Data items:
------------------------

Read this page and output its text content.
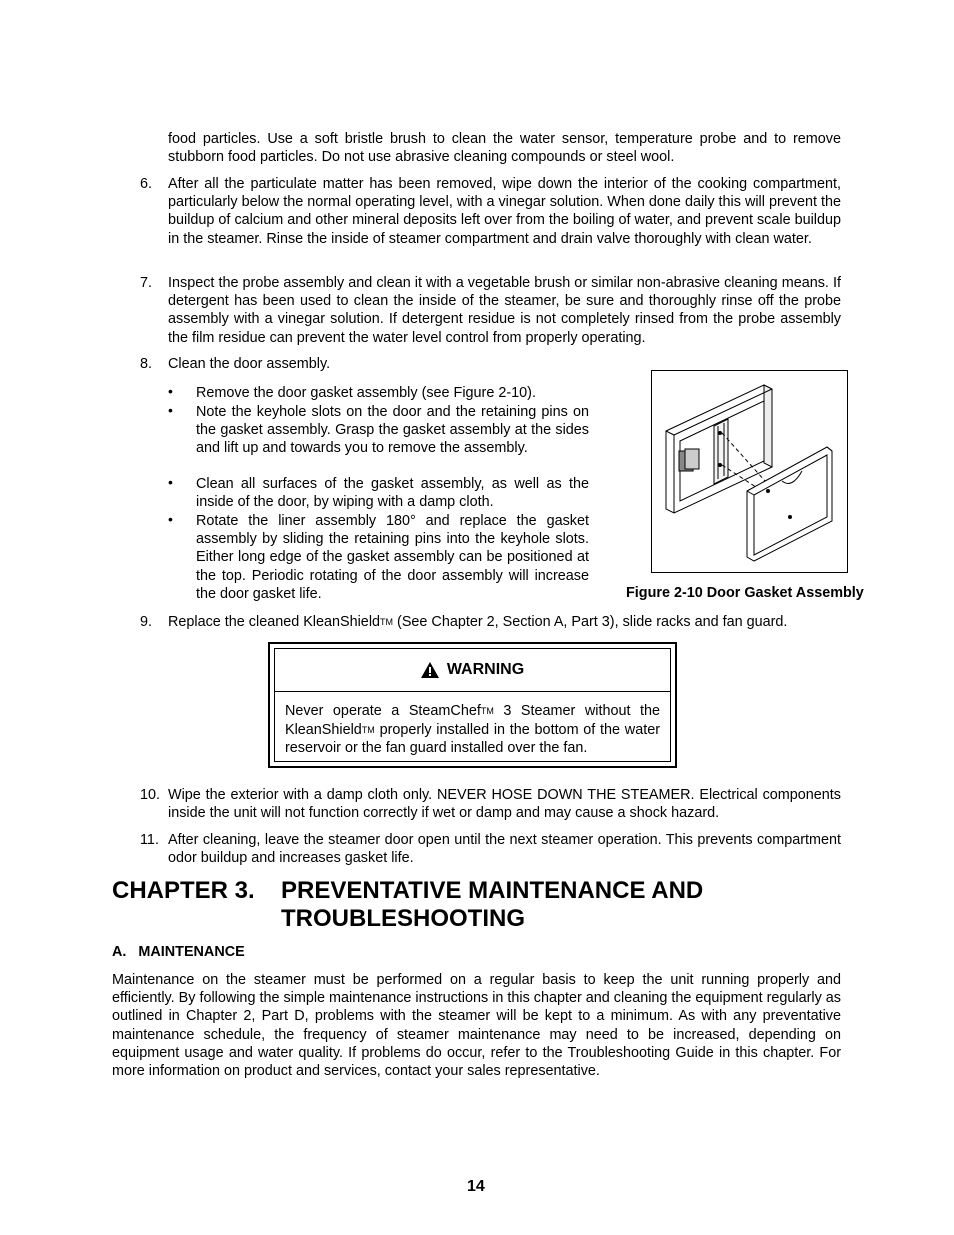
food particles. Use a soft bristle brush to clean the water sensor, temperature probe and to remove stubborn food particles. Do not use abrasive cleaning compounds or steel wool.
6.	After all the particulate matter has been removed, wipe down the interior of the cooking compartment, particularly below the normal operating level, with a vinegar solution. When done daily this will prevent the buildup of calcium and other mineral deposits left over from the boiling of water, and prevent scale buildup in the steamer. Rinse the inside of steamer compartment and drain valve thoroughly with clean water.
7.	Inspect the probe assembly and clean it with a vegetable brush or similar non-abrasive cleaning means. If detergent has been used to clean the inside of the steamer, be sure and thoroughly rinse off the probe assembly with a vinegar solution. If detergent residue is not completely rinsed from the probe assembly the film residue can prevent the water level control from properly operating.
8.	Clean the door assembly.
• Remove the door gasket assembly (see Figure 2-10).
• Note the keyhole slots on the door and the retaining pins on the gasket assembly. Grasp the gasket assembly at the sides and lift up and towards you to remove the assembly.
• Clean all surfaces of the gasket assembly, as well as the inside of the door, by wiping with a damp cloth.
• Rotate the liner assembly 180° and replace the gasket assembly by sliding the retaining pins into the keyhole slots. Either long edge of the gasket assembly can be positioned at the top. Periodic rotating of the door assembly will increase the door gasket life.	Figure 2-10 Door Gasket Assembly
9.	Replace the cleaned KleanShieldTM (See Chapter 2, Section A, Part 3), slide racks and fan guard.
WARNING
Never operate a SteamChefTM 3 Steamer without the KleanShieldTM properly installed in the bottom of the water reservoir or the fan guard installed over the fan.
10. Wipe the exterior with a damp cloth only. NEVER HOSE DOWN THE STEAMER. Electrical components inside the unit will not function correctly if wet or damp and may cause a shock hazard.
11. After cleaning, leave the steamer door open until the next steamer operation. This prevents compartment odor buildup and increases gasket life.
CHAPTER 3. PREVENTATIVE MAINTENANCE AND
TROUBLESHOOTING
A.   MAINTENANCE
Maintenance on the steamer must be performed on a regular basis to keep the unit running properly and efficiently. By following the simple maintenance instructions in this chapter and cleaning the equipment regularly as outlined in Chapter 2, Part D, problems with the steamer will be kept to a minimum. As with any preventative maintenance schedule, the frequency of steamer maintenance may need to be increased, depending on equipment usage and water quality. If problems do occur, refer to the Troubleshooting Guide in this chapter. For more information on product and services, contact your sales representative.
14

------------------------

REQUEST: Wherever "KleanShieldTM" shows up in a line, copy that line.

EXERCISE RESULT:
9.	Replace the cleaned KleanShieldTM (See Chapter 2, Section A, Part 3), slide racks and fan guard.
Never operate a SteamChefTM 3 Steamer without the KleanShieldTM properly installed in the bottom of the water reservoir or the fan guard installed over the fan.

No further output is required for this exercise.